**Stored records**
----------------------------------------

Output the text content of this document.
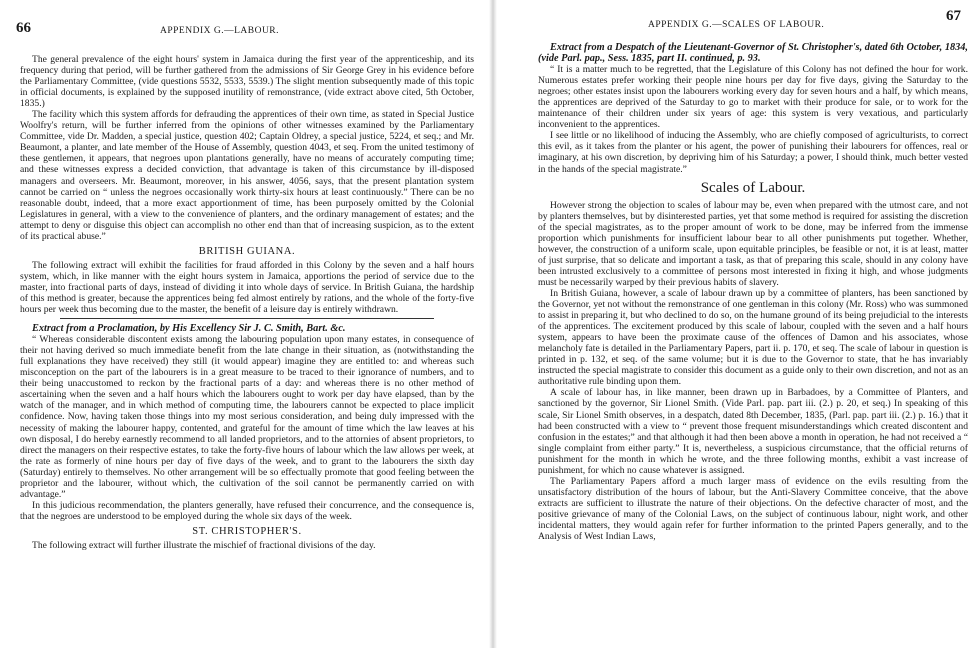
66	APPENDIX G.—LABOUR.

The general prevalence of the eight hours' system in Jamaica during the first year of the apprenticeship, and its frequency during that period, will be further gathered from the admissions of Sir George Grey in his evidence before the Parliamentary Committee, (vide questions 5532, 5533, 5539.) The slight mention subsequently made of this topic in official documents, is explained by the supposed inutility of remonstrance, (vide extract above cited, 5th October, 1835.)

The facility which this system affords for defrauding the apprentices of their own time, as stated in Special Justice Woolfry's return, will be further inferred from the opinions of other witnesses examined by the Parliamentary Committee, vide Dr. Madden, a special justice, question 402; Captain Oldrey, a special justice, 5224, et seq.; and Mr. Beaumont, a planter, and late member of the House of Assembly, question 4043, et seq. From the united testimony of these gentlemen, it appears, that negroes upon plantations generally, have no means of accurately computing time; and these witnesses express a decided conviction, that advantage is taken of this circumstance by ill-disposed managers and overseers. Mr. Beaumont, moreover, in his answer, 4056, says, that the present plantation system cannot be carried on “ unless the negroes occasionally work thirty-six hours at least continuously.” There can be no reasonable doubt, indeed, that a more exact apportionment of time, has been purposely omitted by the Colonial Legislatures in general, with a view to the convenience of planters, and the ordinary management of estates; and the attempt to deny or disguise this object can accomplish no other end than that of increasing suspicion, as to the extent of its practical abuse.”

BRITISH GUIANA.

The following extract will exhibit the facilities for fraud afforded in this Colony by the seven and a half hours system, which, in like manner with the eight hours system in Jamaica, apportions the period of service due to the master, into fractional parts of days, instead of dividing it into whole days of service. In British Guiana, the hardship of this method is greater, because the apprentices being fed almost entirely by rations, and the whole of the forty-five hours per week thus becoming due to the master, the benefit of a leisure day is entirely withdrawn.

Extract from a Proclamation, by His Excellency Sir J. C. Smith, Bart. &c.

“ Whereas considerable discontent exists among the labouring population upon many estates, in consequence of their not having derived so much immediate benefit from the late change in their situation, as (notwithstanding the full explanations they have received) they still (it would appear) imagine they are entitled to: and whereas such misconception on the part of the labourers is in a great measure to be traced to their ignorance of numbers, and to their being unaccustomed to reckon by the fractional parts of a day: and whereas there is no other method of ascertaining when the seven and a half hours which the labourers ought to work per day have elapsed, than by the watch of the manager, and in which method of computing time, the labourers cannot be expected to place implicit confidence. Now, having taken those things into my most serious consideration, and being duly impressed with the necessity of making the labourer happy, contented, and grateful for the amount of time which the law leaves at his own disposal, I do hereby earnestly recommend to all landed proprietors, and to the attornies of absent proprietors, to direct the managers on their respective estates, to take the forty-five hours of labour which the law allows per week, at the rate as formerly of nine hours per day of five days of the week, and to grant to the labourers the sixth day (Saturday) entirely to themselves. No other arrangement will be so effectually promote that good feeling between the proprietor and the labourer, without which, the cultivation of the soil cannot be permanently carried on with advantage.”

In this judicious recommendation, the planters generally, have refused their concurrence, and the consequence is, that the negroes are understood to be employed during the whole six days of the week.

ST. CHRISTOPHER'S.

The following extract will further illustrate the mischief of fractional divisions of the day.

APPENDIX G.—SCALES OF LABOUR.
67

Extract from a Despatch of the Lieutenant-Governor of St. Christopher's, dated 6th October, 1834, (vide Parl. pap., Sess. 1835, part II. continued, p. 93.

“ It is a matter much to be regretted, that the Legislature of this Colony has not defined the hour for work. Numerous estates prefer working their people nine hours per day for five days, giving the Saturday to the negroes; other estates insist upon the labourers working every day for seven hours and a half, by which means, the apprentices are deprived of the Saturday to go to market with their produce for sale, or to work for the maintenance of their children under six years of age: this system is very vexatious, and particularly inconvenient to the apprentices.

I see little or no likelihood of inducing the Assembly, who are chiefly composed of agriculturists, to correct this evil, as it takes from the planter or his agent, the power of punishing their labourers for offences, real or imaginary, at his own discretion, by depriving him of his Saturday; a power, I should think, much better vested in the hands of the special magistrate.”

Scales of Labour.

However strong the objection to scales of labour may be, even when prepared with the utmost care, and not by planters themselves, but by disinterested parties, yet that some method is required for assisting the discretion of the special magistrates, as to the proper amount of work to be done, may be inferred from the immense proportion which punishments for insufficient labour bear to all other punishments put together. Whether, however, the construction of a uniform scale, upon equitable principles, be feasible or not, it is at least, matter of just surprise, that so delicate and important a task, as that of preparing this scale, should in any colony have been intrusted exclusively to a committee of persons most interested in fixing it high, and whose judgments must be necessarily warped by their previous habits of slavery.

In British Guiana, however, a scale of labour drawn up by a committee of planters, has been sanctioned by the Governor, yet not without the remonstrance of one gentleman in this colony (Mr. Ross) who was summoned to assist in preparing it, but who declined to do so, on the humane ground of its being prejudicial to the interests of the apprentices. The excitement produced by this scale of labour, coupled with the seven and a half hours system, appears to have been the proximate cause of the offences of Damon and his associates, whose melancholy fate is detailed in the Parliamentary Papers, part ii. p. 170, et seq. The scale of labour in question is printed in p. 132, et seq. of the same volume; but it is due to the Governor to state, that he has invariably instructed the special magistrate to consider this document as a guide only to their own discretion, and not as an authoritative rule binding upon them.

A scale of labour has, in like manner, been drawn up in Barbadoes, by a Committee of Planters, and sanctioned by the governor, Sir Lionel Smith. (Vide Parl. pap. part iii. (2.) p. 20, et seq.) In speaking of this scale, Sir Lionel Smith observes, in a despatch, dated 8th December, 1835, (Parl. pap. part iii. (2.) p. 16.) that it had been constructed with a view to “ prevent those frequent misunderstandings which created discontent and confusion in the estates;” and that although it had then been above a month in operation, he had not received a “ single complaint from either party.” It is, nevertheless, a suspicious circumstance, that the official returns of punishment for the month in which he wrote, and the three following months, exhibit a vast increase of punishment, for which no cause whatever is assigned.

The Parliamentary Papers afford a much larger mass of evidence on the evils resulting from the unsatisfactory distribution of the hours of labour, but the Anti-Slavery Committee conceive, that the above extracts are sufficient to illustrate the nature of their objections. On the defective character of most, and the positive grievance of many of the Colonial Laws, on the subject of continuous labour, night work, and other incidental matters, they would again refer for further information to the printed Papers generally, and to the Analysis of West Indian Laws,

----------------------------------------

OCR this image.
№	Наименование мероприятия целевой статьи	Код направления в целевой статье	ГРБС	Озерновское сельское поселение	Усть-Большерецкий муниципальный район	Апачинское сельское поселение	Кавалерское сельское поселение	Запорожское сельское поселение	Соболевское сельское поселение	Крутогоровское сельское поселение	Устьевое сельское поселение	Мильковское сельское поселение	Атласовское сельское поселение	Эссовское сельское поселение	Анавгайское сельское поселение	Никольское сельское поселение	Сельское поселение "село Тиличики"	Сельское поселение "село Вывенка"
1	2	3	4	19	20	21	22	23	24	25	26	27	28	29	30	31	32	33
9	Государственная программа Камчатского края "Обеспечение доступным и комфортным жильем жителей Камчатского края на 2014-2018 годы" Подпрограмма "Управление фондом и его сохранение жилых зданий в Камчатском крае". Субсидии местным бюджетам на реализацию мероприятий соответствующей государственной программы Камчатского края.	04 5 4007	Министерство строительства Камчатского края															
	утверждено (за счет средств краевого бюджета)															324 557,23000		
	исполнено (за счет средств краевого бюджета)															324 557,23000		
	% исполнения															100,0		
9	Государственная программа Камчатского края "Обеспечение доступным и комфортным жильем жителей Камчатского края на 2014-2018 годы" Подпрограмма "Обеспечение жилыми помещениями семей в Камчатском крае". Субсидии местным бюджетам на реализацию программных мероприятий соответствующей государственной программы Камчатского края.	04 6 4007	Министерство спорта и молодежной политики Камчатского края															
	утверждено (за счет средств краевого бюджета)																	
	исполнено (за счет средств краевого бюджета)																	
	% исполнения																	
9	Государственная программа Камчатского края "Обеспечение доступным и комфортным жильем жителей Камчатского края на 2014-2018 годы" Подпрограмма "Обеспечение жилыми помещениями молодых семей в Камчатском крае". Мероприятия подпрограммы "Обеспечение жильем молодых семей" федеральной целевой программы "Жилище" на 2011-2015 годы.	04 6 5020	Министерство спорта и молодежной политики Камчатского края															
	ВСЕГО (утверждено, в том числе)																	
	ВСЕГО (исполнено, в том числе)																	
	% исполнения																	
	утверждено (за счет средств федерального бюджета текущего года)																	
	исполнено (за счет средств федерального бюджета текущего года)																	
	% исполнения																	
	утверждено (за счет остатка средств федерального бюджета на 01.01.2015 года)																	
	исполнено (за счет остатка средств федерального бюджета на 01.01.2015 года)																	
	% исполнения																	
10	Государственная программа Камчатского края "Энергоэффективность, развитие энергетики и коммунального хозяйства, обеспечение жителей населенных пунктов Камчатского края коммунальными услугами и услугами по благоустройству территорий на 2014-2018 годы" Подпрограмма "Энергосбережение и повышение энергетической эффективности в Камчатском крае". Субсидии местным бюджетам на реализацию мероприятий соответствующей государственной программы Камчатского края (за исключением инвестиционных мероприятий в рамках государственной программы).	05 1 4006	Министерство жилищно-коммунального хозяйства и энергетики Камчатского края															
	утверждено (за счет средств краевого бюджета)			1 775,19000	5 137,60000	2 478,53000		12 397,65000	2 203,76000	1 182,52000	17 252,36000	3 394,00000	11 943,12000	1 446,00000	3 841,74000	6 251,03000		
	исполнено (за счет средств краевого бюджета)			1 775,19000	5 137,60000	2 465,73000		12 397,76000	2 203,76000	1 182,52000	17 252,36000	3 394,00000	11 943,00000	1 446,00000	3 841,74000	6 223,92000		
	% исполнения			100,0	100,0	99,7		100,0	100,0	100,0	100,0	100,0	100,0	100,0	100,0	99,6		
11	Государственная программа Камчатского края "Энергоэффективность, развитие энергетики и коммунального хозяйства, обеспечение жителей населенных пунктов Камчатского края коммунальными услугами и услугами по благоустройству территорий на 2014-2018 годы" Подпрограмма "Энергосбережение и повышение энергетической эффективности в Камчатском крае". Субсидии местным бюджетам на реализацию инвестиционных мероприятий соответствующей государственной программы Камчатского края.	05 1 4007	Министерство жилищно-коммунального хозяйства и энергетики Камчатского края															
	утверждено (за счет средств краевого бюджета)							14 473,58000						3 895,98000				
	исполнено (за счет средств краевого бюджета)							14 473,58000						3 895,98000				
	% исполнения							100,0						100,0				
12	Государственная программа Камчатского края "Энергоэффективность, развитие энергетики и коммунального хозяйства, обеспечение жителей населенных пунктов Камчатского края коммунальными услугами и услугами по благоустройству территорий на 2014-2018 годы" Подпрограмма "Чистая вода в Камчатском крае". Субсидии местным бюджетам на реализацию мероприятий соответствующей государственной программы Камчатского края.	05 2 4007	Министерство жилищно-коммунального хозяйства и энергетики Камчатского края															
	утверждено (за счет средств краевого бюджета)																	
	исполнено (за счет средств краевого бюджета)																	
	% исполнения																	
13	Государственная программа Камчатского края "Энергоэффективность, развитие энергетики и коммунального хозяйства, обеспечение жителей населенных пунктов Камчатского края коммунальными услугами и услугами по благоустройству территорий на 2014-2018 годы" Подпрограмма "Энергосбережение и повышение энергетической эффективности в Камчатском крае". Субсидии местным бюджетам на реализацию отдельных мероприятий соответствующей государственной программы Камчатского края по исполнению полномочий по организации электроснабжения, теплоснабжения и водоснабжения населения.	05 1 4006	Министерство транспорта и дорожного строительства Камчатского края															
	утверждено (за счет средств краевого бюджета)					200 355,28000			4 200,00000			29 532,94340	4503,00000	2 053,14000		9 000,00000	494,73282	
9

----------------------------------------

**INSTRUCTIONS TO FOLLOW**
Which lines contain "семей"? Copy each of them out.

**WRITTEN SOLUTION**
9	Государственная программа Камчатского края "Обеспечение доступным и комфортным жильем жителей Камчатского края на 2014-2018 годы" Подпрограмма "Обеспечение жилыми помещениями семей в Камчатском крае". Субсидии местным бюджетам на реализацию программных мероприятий соответствующей государственной программы Камчатского края.	04 6 4007	Министерство спорта и молодежной политики Камчатского края															
9	Государственная программа Камчатского края "Обеспечение доступным и комфортным жильем жителей Камчатского края на 2014-2018 годы" Подпрограмма "Обеспечение жилыми помещениями молодых семей в Камчатском крае". Мероприятия подпрограммы "Обеспечение жильем молодых семей" федеральной целевой программы "Жилище" на 2011-2015 годы.	04 6 5020	Министерство спорта и молодежной политики Камчатского края															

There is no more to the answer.